+++ Selected extract +++
Hey, everyone. Some programming notes:
1. We have a new podcast episode with Martina Navratilova coming tomorrow.
2. We’ll have 2017 Australian Open seed reports over the weekend.
3. We’ll have an SI tennis roundtable coming later this week.
4. The corporate soldier in me notes that Tennis Channel's daily coverage of the Australian Open starts on Sunday in the US, 6 p.m. ET (10 a.m. local) with the pregame show and then matches. Same time throughout the tournament.
5. A quick Mailbag this week…..
Have a question or comment for Jon? Email him at email@example.com or tweet him @jon_wertheim.
What's a better bet for 2017? Nadal wins in Paris or Federer wins at Wimbledon?
• Good topic. Can we revisit in two+ weeks?
You probably have got tons of mail re: Sharapova’s return in Stuttgart. I see both sides of the argument: On one hand, everybody is playing within the rules and hence, should be fine. On the other hand, the tournament seeming to be bending backwards to letting their star player return the next day the ban ends makes for bad optics about the sport and the people running it. But to me what is more baffling is Sharapova’s PR team’s handling of this whole affair. Sure, she can play the very next day but how about letting this tournament slide. That way, you are not subjecting your client to deal with an unfavorable stance from many tennis fans and definitely at least some of the players. Why make it more difficult than need be? It feels like the second miss from her PR team. Would have thought they would especially be more careful after how they mishandled the meldonium fiasco. But what do I know!?! What do you say?
+++
■ **Required task 1**: Condense the paragraph of the tennis column that begins "The corporate soldier in me" into one shorter sentence, keeping its main facts.
■ **Required task 2**: From the tennis column, pull out word for word the stretch from "2. We’ll have" through "Mailbag this week…..".
+++ Supplied records +++
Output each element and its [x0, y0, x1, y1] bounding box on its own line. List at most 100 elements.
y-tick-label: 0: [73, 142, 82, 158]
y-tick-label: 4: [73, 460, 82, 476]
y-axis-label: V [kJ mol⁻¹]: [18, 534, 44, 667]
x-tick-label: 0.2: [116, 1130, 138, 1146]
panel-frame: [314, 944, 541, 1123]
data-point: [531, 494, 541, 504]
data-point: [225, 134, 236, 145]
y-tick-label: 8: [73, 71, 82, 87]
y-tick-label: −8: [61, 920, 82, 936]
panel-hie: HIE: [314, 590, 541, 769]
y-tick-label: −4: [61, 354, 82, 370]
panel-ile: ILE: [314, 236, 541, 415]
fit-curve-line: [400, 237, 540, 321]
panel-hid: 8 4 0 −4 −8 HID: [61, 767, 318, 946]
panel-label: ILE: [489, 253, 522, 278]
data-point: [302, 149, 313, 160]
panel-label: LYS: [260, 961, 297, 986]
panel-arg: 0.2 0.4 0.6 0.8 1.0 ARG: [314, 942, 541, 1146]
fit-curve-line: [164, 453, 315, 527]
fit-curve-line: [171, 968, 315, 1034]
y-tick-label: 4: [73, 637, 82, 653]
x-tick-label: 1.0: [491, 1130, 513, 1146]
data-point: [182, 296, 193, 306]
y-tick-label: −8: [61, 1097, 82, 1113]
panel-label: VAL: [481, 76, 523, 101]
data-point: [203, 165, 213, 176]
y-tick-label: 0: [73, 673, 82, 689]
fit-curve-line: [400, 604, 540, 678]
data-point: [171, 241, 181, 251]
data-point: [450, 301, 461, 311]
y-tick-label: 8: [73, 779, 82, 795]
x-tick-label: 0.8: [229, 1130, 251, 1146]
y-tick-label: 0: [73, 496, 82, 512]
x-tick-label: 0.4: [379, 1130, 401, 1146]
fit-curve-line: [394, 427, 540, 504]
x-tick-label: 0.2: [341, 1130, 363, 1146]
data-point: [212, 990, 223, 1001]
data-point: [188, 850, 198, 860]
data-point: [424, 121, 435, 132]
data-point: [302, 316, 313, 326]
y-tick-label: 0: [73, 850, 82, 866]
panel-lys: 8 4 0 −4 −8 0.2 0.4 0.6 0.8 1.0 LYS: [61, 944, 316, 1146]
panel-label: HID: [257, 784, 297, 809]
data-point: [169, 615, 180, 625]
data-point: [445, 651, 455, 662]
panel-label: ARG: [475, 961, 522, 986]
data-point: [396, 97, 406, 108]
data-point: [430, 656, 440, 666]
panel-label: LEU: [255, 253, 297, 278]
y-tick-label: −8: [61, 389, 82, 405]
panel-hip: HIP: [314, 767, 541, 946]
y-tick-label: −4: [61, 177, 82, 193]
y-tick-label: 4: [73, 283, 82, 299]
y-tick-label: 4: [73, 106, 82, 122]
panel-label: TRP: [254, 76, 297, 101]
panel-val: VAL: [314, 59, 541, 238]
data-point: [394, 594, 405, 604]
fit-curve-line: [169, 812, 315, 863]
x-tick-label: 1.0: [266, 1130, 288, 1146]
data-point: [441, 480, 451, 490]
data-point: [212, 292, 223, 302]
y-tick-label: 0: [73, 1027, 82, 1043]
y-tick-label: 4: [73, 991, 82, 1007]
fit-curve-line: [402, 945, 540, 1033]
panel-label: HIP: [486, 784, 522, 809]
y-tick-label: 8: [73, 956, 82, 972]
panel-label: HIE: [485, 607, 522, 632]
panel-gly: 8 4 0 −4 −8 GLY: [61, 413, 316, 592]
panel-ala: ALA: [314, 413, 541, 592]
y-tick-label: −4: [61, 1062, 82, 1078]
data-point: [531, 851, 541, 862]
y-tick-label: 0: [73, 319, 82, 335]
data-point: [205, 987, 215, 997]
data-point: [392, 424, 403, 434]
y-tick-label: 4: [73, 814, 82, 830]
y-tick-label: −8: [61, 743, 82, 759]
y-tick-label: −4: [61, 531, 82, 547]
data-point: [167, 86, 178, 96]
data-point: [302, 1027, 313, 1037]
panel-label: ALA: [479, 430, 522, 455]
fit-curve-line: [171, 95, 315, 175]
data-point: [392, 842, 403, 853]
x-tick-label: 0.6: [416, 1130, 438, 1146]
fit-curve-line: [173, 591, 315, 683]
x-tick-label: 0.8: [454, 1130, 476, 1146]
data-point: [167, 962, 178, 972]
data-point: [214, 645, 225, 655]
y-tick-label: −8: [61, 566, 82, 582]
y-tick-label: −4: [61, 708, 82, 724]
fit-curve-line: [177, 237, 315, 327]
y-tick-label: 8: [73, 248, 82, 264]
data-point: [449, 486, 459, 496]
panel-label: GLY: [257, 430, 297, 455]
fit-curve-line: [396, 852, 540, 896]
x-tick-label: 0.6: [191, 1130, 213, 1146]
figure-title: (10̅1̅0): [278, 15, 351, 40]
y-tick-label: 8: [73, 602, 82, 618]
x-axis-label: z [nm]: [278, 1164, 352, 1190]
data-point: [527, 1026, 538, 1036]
+++
■ **Finished answer 1**: Tennis Channel's daily Australian Open coverage starts Sunday in the US at 6 p.m. ET (10 a.m. local) with a pregame show and then matches, at the same time throughout the tournament.

■ **Finished answer 2**:
2. We’ll have 2017 Australian Open seed reports over the weekend.
3. We’ll have an SI tennis roundtable coming later this week.
4. The corporate soldier in me notes that Tennis Channel's daily coverage of the Australian Open starts on Sunday in the US, 6 p.m. ET (10 a.m. local) with the pregame show and then matches. Same time throughout the tournament.
5. A quick Mailbag this week…..